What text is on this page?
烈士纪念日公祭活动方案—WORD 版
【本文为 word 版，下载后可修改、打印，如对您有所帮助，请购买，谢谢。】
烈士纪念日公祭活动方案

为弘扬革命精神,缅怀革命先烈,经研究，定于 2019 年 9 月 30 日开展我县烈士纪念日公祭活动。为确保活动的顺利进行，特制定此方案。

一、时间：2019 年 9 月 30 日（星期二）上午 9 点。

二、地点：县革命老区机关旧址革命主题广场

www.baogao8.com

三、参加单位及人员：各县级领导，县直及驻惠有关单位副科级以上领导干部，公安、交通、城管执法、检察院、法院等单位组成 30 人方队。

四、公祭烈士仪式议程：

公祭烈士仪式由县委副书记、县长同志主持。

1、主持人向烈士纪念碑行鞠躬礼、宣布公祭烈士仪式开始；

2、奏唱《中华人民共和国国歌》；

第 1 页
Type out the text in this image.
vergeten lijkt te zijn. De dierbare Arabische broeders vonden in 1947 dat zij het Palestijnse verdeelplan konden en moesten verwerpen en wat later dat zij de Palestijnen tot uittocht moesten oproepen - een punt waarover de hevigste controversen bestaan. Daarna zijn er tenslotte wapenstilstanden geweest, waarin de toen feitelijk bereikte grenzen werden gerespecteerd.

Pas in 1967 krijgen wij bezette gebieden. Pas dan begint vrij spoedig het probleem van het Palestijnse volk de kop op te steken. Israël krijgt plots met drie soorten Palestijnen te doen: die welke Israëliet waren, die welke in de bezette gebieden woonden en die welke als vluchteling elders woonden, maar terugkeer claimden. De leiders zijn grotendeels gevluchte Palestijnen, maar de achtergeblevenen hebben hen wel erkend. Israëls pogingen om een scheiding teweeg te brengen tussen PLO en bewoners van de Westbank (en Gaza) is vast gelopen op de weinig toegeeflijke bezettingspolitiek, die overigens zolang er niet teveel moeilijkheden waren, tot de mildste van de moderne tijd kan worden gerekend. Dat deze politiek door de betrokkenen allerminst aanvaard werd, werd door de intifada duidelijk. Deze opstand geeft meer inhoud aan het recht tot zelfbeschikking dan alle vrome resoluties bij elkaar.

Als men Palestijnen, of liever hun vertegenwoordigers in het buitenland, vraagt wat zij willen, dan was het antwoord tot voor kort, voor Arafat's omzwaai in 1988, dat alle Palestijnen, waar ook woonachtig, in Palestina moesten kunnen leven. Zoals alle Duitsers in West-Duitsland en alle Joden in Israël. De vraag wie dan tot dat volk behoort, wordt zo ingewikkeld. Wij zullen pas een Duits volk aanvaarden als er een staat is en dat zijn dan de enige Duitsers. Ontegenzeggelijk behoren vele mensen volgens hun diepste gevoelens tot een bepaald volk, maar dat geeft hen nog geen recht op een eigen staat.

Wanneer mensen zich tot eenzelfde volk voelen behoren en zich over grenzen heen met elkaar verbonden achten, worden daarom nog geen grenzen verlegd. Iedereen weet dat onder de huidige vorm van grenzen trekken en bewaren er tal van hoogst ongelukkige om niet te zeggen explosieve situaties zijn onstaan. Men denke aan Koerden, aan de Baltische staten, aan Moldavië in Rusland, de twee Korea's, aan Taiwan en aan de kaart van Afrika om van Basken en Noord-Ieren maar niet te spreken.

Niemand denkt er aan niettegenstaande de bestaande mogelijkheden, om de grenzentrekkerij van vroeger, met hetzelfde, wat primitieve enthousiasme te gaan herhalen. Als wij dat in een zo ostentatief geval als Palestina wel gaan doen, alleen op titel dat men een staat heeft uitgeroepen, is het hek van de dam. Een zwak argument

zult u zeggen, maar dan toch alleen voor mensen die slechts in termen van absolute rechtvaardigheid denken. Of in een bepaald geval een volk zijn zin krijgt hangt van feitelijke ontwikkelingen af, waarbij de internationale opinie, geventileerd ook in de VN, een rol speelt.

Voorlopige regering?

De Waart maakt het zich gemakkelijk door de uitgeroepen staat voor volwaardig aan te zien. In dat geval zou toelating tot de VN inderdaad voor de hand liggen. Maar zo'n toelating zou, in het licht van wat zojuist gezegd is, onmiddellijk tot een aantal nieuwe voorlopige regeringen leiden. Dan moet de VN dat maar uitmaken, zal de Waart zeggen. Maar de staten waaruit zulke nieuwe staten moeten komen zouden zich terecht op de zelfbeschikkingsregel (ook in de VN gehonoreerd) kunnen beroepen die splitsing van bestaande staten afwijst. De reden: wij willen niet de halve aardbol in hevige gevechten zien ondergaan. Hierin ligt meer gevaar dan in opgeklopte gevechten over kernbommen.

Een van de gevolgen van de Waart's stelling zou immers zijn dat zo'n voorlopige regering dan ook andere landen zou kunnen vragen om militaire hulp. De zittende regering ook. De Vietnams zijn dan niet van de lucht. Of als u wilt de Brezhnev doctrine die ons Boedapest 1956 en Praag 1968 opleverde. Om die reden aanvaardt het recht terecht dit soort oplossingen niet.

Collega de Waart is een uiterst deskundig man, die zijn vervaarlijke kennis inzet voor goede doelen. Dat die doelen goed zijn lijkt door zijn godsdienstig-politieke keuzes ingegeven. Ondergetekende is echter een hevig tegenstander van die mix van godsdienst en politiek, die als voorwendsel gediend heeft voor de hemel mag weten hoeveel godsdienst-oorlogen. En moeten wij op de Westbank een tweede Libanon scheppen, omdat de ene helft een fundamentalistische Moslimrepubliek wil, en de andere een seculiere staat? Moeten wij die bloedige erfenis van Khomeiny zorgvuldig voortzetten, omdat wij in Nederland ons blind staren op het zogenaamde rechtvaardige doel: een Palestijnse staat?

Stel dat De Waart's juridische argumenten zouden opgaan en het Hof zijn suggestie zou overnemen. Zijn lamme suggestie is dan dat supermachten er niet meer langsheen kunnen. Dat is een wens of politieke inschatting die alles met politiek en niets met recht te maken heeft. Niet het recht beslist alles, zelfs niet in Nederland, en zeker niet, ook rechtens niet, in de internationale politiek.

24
******
◆ REQUEST: Restate the data above word for word, please.

◆ WRITTEN SOLUTION:
What text is on this page?
烈士纪念日公祭活动方案—WORD 版
【本文为 word 版，下载后可修改、打印，如对您有所帮助，请购买，谢谢。】
烈士纪念日公祭活动方案

为弘扬革命精神,缅怀革命先烈,经研究，定于 2019 年 9 月 30 日开展我县烈士纪念日公祭活动。为确保活动的顺利进行，特制定此方案。

一、时间：2019 年 9 月 30 日（星期二）上午 9 点。

二、地点：县革命老区机关旧址革命主题广场

www.baogao8.com

三、参加单位及人员：各县级领导，县直及驻惠有关单位副科级以上领导干部，公安、交通、城管执法、检察院、法院等单位组成 30 人方队。

四、公祭烈士仪式议程：

公祭烈士仪式由县委副书记、县长同志主持。

1、主持人向烈士纪念碑行鞠躬礼、宣布公祭烈士仪式开始；

2、奏唱《中华人民共和国国歌》；

第 1 页
Type out the text in this image.
vergeten lijkt te zijn. De dierbare Arabische broeders vonden in 1947 dat zij het Palestijnse verdeelplan konden en moesten verwerpen en wat later dat zij de Palestijnen tot uittocht moesten oproepen - een punt waarover de hevigste controversen bestaan. Daarna zijn er tenslotte wapenstilstanden geweest, waarin de toen feitelijk bereikte grenzen werden gerespecteerd.

Pas in 1967 krijgen wij bezette gebieden. Pas dan begint vrij spoedig het probleem van het Palestijnse volk de kop op te steken. Israël krijgt plots met drie soorten Palestijnen te doen: die welke Israëliet waren, die welke in de bezette gebieden woonden en die welke als vluchteling elders woonden, maar terugkeer claimden. De leiders zijn grotendeels gevluchte Palestijnen, maar de achtergeblevenen hebben hen wel erkend. Israëls pogingen om een scheiding teweeg te brengen tussen PLO en bewoners van de Westbank (en Gaza) is vast gelopen op de weinig toegeeflijke bezettingspolitiek, die overigens zolang er niet teveel moeilijkheden waren, tot de mildste van de moderne tijd kan worden gerekend. Dat deze politiek door de betrokkenen allerminst aanvaard werd, werd door de intifada duidelijk. Deze opstand geeft meer inhoud aan het recht tot zelfbeschikking dan alle vrome resoluties bij elkaar.

Als men Palestijnen, of liever hun vertegenwoordigers in het buitenland, vraagt wat zij willen, dan was het antwoord tot voor kort, voor Arafat's omzwaai in 1988, dat alle Palestijnen, waar ook woonachtig, in Palestina moesten kunnen leven. Zoals alle Duitsers in West-Duitsland en alle Joden in Israël. De vraag wie dan tot dat volk behoort, wordt zo ingewikkeld. Wij zullen pas een Duits volk aanvaarden als er een staat is en dat zijn dan de enige Duitsers. Ontegenzeggelijk behoren vele mensen volgens hun diepste gevoelens tot een bepaald volk, maar dat geeft hen nog geen recht op een eigen staat.

Wanneer mensen zich tot eenzelfde volk voelen behoren en zich over grenzen heen met elkaar verbonden achten, worden daarom nog geen grenzen verlegd. Iedereen weet dat onder de huidige vorm van grenzen trekken en bewaren er tal van hoogst ongelukkige om niet te zeggen explosieve situaties zijn onstaan. Men denke aan Koerden, aan de Baltische staten, aan Moldavië in Rusland, de twee Korea's, aan Taiwan en aan de kaart van Afrika om van Basken en Noord-Ieren maar niet te spreken.

Niemand denkt er aan niettegenstaande de bestaande mogelijkheden, om de grenzentrekkerij van vroeger, met hetzelfde, wat primitieve enthousiasme te gaan herhalen. Als wij dat in een zo ostentatief geval als Palestina wel gaan doen, alleen op titel dat men een staat heeft uitgeroepen, is het hek van de dam. Een zwak argument

zult u zeggen, maar dan toch alleen voor mensen die slechts in termen van absolute rechtvaardigheid denken. Of in een bepaald geval een volk zijn zin krijgt hangt van feitelijke ontwikkelingen af, waarbij de internationale opinie, geventileerd ook in de VN, een rol speelt.

Voorlopige regering?

De Waart maakt het zich gemakkelijk door de uitgeroepen staat voor volwaardig aan te zien. In dat geval zou toelating tot de VN inderdaad voor de hand liggen. Maar zo'n toelating zou, in het licht van wat zojuist gezegd is, onmiddellijk tot een aantal nieuwe voorlopige regeringen leiden. Dan moet de VN dat maar uitmaken, zal de Waart zeggen. Maar de staten waaruit zulke nieuwe staten moeten komen zouden zich terecht op de zelfbeschikkingsregel (ook in de VN gehonoreerd) kunnen beroepen die splitsing van bestaande staten afwijst. De reden: wij willen niet de halve aardbol in hevige gevechten zien ondergaan. Hierin ligt meer gevaar dan in opgeklopte gevechten over kernbommen.

Een van de gevolgen van de Waart's stelling zou immers zijn dat zo'n voorlopige regering dan ook andere landen zou kunnen vragen om militaire hulp. De zittende regering ook. De Vietnams zijn dan niet van de lucht. Of als u wilt de Brezhnev doctrine die ons Boedapest 1956 en Praag 1968 opleverde. Om die reden aanvaardt het recht terecht dit soort oplossingen niet.

Collega de Waart is een uiterst deskundig man, die zijn vervaarlijke kennis inzet voor goede doelen. Dat die doelen goed zijn lijkt door zijn godsdienstig-politieke keuzes ingegeven. Ondergetekende is echter een hevig tegenstander van die mix van godsdienst en politiek, die als voorwendsel gediend heeft voor de hemel mag weten hoeveel godsdienst-oorlogen. En moeten wij op de Westbank een tweede Libanon scheppen, omdat de ene helft een fundamentalistische Moslimrepubliek wil, en de andere een seculiere staat? Moeten wij die bloedige erfenis van Khomeiny zorgvuldig voortzetten, omdat wij in Nederland ons blind staren op het zogenaamde rechtvaardige doel: een Palestijnse staat?

Stel dat De Waart's juridische argumenten zouden opgaan en het Hof zijn suggestie zou overnemen. Zijn lamme suggestie is dan dat supermachten er niet meer langsheen kunnen. Dat is een wens of politieke inschatting die alles met politiek en niets met recht te maken heeft. Niet het recht beslist alles, zelfs niet in Nederland, en zeker niet, ook rechtens niet, in de internationale politiek.

24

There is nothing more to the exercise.